### [Request]
Without including any images, repeat the data exactly.

########

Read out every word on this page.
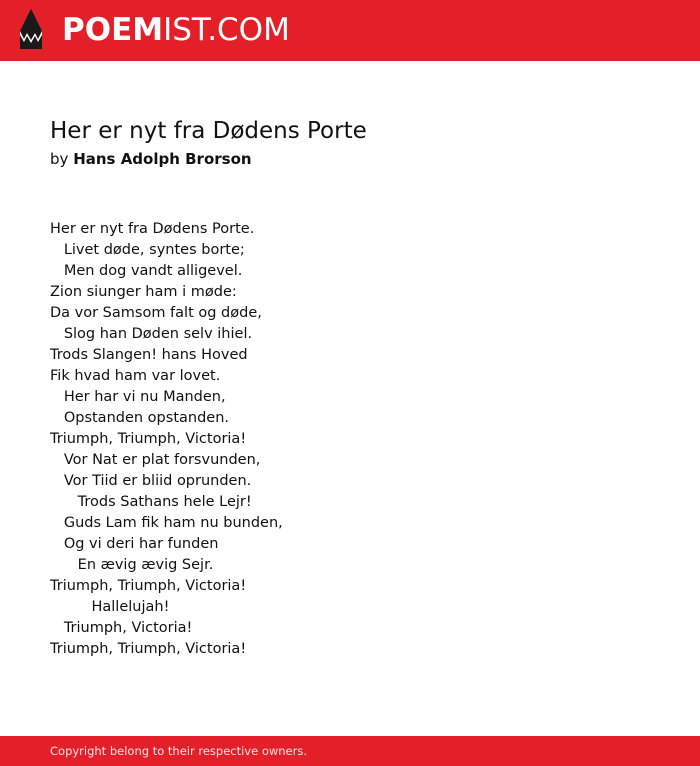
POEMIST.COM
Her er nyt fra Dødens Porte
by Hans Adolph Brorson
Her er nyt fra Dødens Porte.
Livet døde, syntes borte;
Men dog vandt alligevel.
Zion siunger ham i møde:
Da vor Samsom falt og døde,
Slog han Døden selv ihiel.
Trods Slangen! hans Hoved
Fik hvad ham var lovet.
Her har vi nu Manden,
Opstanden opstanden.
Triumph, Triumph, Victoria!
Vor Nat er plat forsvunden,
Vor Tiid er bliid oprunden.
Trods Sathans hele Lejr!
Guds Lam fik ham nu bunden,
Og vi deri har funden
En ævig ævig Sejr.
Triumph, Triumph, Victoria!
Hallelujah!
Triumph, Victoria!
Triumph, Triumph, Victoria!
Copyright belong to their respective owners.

########

### [Result of the task]
Read out every word on this page.
POEMIST.COM
Her er nyt fra Dødens Porte
by Hans Adolph Brorson
Her er nyt fra Dødens Porte.
Livet døde, syntes borte;
Men dog vandt alligevel.
Zion siunger ham i møde:
Da vor Samsom falt og døde,
Slog han Døden selv ihiel.
Trods Slangen! hans Hoved
Fik hvad ham var lovet.
Her har vi nu Manden,
Opstanden opstanden.
Triumph, Triumph, Victoria!
Vor Nat er plat forsvunden,
Vor Tiid er bliid oprunden.
Trods Sathans hele Lejr!
Guds Lam fik ham nu bunden,
Og vi deri har funden
En ævig ævig Sejr.
Triumph, Triumph, Victoria!
Hallelujah!
Triumph, Victoria!
Triumph, Triumph, Victoria!
Copyright belong to their respective owners.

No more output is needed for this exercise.